──────── Recorded information

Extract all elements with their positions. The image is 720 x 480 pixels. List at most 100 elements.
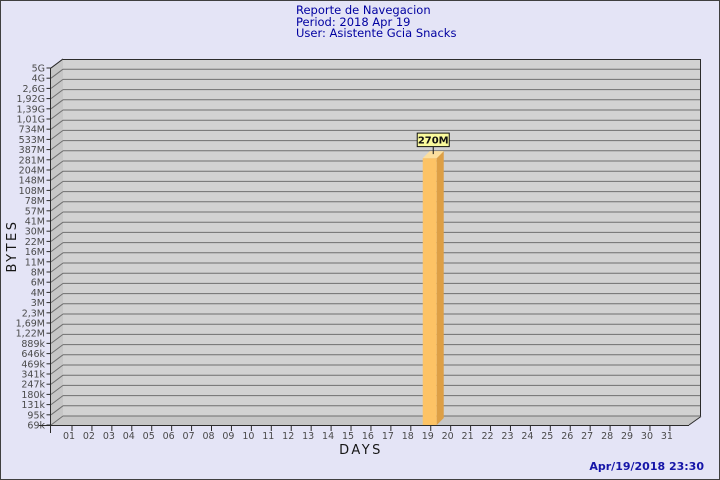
report-title: Reporte de Navegacion	[296, 3, 431, 17]
y-tick-label: 1,39G	[16, 104, 45, 115]
wall-diagonal	[50, 191, 64, 202]
wall-diagonal	[50, 79, 64, 89]
wall-diagonal	[50, 272, 64, 283]
x-tick-label: 22	[481, 431, 493, 442]
x-tick-label: 20	[442, 431, 454, 442]
y-tick-label: 16M	[25, 247, 45, 258]
y-tick-label: 4M	[31, 288, 45, 299]
x-tick-label: 28	[601, 431, 613, 442]
y-tick-label: 78M	[25, 196, 45, 207]
wall-diagonal	[50, 201, 64, 212]
chart-left-wall	[51, 59, 63, 425]
y-tick-label: 1,69M	[16, 319, 45, 330]
wall-diagonal	[50, 344, 64, 355]
x-tick-label: 30	[641, 431, 653, 442]
x-tick-label: 09	[222, 431, 234, 442]
bar-side	[436, 151, 444, 425]
y-tick-label: 69k	[27, 421, 45, 432]
chart-plot-face	[63, 59, 701, 416]
y-tick-label: 131k	[21, 400, 45, 411]
y-tick-label: 281M	[19, 155, 45, 166]
wall-diagonal	[50, 160, 64, 171]
wall-diagonal	[50, 89, 64, 99]
x-tick-label: 17	[382, 431, 394, 442]
y-tick-label: 148M	[19, 176, 45, 187]
wall-diagonal	[50, 282, 64, 293]
y-tick-label: 95k	[27, 410, 45, 421]
y-tick-label: 247k	[21, 380, 45, 391]
wall-diagonal	[50, 68, 64, 79]
y-tick-label: 889k	[21, 339, 45, 350]
value-label-text: 270M	[418, 136, 449, 147]
x-tick-label: 02	[83, 431, 95, 442]
wall-diagonal	[50, 252, 64, 263]
y-tick-label: 533M	[19, 135, 45, 146]
report-period: Period: 2018 Apr 19	[296, 14, 411, 29]
x-tick-label: 12	[282, 431, 294, 442]
y-tick-label: 5G	[32, 64, 45, 75]
x-tick-label: 26	[561, 431, 573, 442]
y-tick-label: 4G	[32, 74, 45, 85]
y-axis-title: BYTES	[5, 219, 20, 272]
y-tick-label: 2,3M	[22, 308, 45, 319]
y-tick-label: 22M	[25, 237, 45, 248]
y-tick-label: 387M	[19, 145, 45, 156]
wall-diagonal	[50, 242, 64, 253]
x-tick-label: 07	[183, 431, 195, 442]
wall-diagonal	[50, 109, 64, 120]
wall-diagonal	[50, 323, 64, 334]
gridlines-group	[63, 68, 701, 417]
x-axis-ticks-group: 01 02 03 04 05 06 07 08 09 10 11 12 13 14 15 16 17 18 19 20…	[63, 425, 673, 442]
y-tick-label: 180k	[21, 390, 45, 401]
wall-diagonal	[50, 354, 64, 365]
wall-diagonal	[50, 231, 64, 242]
y-tick-label: 1,22M	[16, 329, 45, 340]
x-tick-label: 08	[202, 431, 214, 442]
wall-diagonal	[50, 150, 64, 161]
bar-top	[422, 151, 444, 159]
y-tick-label: 734M	[19, 125, 45, 136]
wall-diagonal	[50, 395, 64, 406]
y-tick-label: 8M	[31, 268, 45, 279]
x-tick-label: 10	[242, 431, 254, 442]
wall-diagonal	[50, 333, 64, 344]
y-tick-label: 57M	[25, 206, 45, 217]
x-tick-label: 19	[422, 431, 434, 442]
chart-floor	[51, 416, 701, 425]
x-tick-label: 11	[262, 431, 274, 442]
x-tick-label: 23	[501, 431, 513, 442]
wall-diagonal	[50, 384, 64, 395]
x-tick-label: 21	[462, 431, 474, 442]
y-tick-label: 41M	[25, 217, 45, 228]
wall-top-diagonal	[50, 58, 64, 69]
wall-diagonal	[50, 303, 64, 314]
x-tick-label: 27	[581, 431, 593, 442]
y-tick-label: 204M	[19, 166, 45, 177]
x-axis-title: DAYS	[339, 443, 383, 458]
y-axis-ticks-group: 5G4G2,6G1,92G1,39G1,01G734M533M387M281M2…	[16, 64, 51, 432]
y-tick-label: 469k	[21, 359, 45, 370]
x-tick-label: 15	[342, 431, 354, 442]
x-tick-label: 31	[661, 431, 673, 442]
x-tick-label: 14	[322, 431, 334, 442]
report-header: Reporte de Navegacion Period: 2018 Apr 1…	[296, 3, 456, 40]
y-tick-label: 341k	[21, 370, 45, 381]
y-tick-label: 11M	[25, 257, 45, 268]
wall-diagonal	[50, 313, 64, 324]
annotations-group: 270M	[416, 132, 450, 155]
wall-diagonal	[50, 293, 64, 304]
wall-diagonal	[50, 140, 64, 151]
x-tick-label: 05	[143, 431, 155, 442]
value-label-box	[416, 132, 450, 148]
wall-diagonal	[50, 180, 64, 191]
x-tick-label: 04	[123, 431, 135, 442]
wall-diagonal	[50, 364, 64, 375]
wall-diagonal	[50, 415, 64, 426]
wall-diagonal	[50, 99, 64, 110]
generation-timestamp: Apr/19/2018 23:30	[589, 460, 704, 473]
x-tick-label: 16	[362, 431, 374, 442]
wall-diagonal	[50, 374, 64, 385]
y-tick-label: 1,01G	[16, 115, 45, 126]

────────────────

# [Problem]
Please rewrite all of the data above as a numbered list, skipping any blank lines. Leave the pictures out of your answer.

# [Reply]
1. Extract all elements with their positions. The image is 720 x 480 pixels. List at most 100 elements.
2. report-title: Reporte de Navegacion	[296, 3, 431, 17]
3. y-tick-label: 1,39G	[16, 104, 45, 115]
4. wall-diagonal	[50, 191, 64, 202]
5. wall-diagonal	[50, 79, 64, 89]
6. wall-diagonal	[50, 272, 64, 283]
7. x-tick-label: 22	[481, 431, 493, 442]
8. x-tick-label: 20	[442, 431, 454, 442]
9. y-tick-label: 16M	[25, 247, 45, 258]
10. y-tick-label: 4M	[31, 288, 45, 299]
11. x-tick-label: 28	[601, 431, 613, 442]
12. y-tick-label: 78M	[25, 196, 45, 207]
13. wall-diagonal	[50, 201, 64, 212]
14. chart-left-wall	[51, 59, 63, 425]
15. y-tick-label: 1,69M	[16, 319, 45, 330]
16. wall-diagonal	[50, 344, 64, 355]
17. x-tick-label: 30	[641, 431, 653, 442]
18. x-tick-label: 09	[222, 431, 234, 442]
19. bar-side	[436, 151, 444, 425]
20. y-tick-label: 69k	[27, 421, 45, 432]
21. chart-plot-face	[63, 59, 701, 416]
22. y-tick-label: 131k	[21, 400, 45, 411]
23. y-tick-label: 281M	[19, 155, 45, 166]
24. wall-diagonal	[50, 160, 64, 171]
25. wall-diagonal	[50, 89, 64, 99]
26. x-tick-label: 17	[382, 431, 394, 442]
27. y-tick-label: 148M	[19, 176, 45, 187]
28. wall-diagonal	[50, 282, 64, 293]
29. y-tick-label: 95k	[27, 410, 45, 421]
30. y-tick-label: 247k	[21, 380, 45, 391]
31. wall-diagonal	[50, 68, 64, 79]
32. y-tick-label: 889k	[21, 339, 45, 350]
33. value-label-text: 270M	[418, 136, 449, 147]
34. x-tick-label: 02	[83, 431, 95, 442]
35. wall-diagonal	[50, 252, 64, 263]
36. y-tick-label: 533M	[19, 135, 45, 146]
37. report-period: Period: 2018 Apr 19	[296, 14, 411, 29]
38. x-tick-label: 12	[282, 431, 294, 442]
39. y-tick-label: 5G	[32, 64, 45, 75]
40. x-tick-label: 26	[561, 431, 573, 442]
41. y-tick-label: 4G	[32, 74, 45, 85]
42. y-axis-title: BYTES	[5, 219, 20, 272]
43. y-tick-label: 2,3M	[22, 308, 45, 319]
44. y-tick-label: 22M	[25, 237, 45, 248]
45. y-tick-label: 387M	[19, 145, 45, 156]
46. wall-diagonal	[50, 242, 64, 253]
47. x-tick-label: 07	[183, 431, 195, 442]
48. wall-diagonal	[50, 109, 64, 120]
49. wall-diagonal	[50, 323, 64, 334]
50. gridlines-group	[63, 68, 701, 417]
51. x-axis-ticks-group: 01 02 03 04 05 06 07 08 09 10 11 12 13 14 15 16 17 18 19 20…	[63, 425, 673, 442]
52. y-tick-label: 180k	[21, 390, 45, 401]
53. wall-diagonal	[50, 354, 64, 365]
54. wall-diagonal	[50, 231, 64, 242]
55. y-tick-label: 1,22M	[16, 329, 45, 340]
56. x-tick-label: 08	[202, 431, 214, 442]
57. wall-diagonal	[50, 150, 64, 161]
58. bar-top	[422, 151, 444, 159]
59. y-tick-label: 734M	[19, 125, 45, 136]
60. wall-diagonal	[50, 395, 64, 406]
61. y-tick-label: 8M	[31, 268, 45, 279]
62. x-tick-label: 10	[242, 431, 254, 442]
63. wall-diagonal	[50, 333, 64, 344]
64. y-tick-label: 57M	[25, 206, 45, 217]
65. x-tick-label: 19	[422, 431, 434, 442]
66. chart-floor	[51, 416, 701, 425]
67. x-tick-label: 11	[262, 431, 274, 442]
68. x-tick-label: 23	[501, 431, 513, 442]
69. wall-diagonal	[50, 384, 64, 395]
70. x-tick-label: 21	[462, 431, 474, 442]
71. y-tick-label: 41M	[25, 217, 45, 228]
72. wall-top-diagonal	[50, 58, 64, 69]
73. wall-diagonal	[50, 303, 64, 314]
74. x-tick-label: 27	[581, 431, 593, 442]
75. y-tick-label: 204M	[19, 166, 45, 177]
76. x-axis-title: DAYS	[339, 443, 383, 458]
77. y-axis-ticks-group: 5G4G2,6G1,92G1,39G1,01G734M533M387M281M2…	[16, 64, 51, 432]
78. y-tick-label: 469k	[21, 359, 45, 370]
79. x-tick-label: 15	[342, 431, 354, 442]
80. x-tick-label: 31	[661, 431, 673, 442]
81. x-tick-label: 14	[322, 431, 334, 442]
82. report-header: Reporte de Navegacion Period: 2018 Apr 1…	[296, 3, 456, 40]
83. y-tick-label: 341k	[21, 370, 45, 381]
84. y-tick-label: 11M	[25, 257, 45, 268]
85. wall-diagonal	[50, 313, 64, 324]
86. annotations-group: 270M	[416, 132, 450, 155]
87. wall-diagonal	[50, 293, 64, 304]
88. wall-diagonal	[50, 140, 64, 151]
89. x-tick-label: 05	[143, 431, 155, 442]
90. value-label-box	[416, 132, 450, 148]
91. wall-diagonal	[50, 180, 64, 191]
92. x-tick-label: 04	[123, 431, 135, 442]
93. wall-diagonal	[50, 364, 64, 375]
94. wall-diagonal	[50, 415, 64, 426]
95. wall-diagonal	[50, 99, 64, 110]
96. generation-timestamp: Apr/19/2018 23:30	[589, 460, 704, 473]
97. x-tick-label: 16	[362, 431, 374, 442]
98. wall-diagonal	[50, 374, 64, 385]
99. y-tick-label: 1,01G	[16, 115, 45, 126]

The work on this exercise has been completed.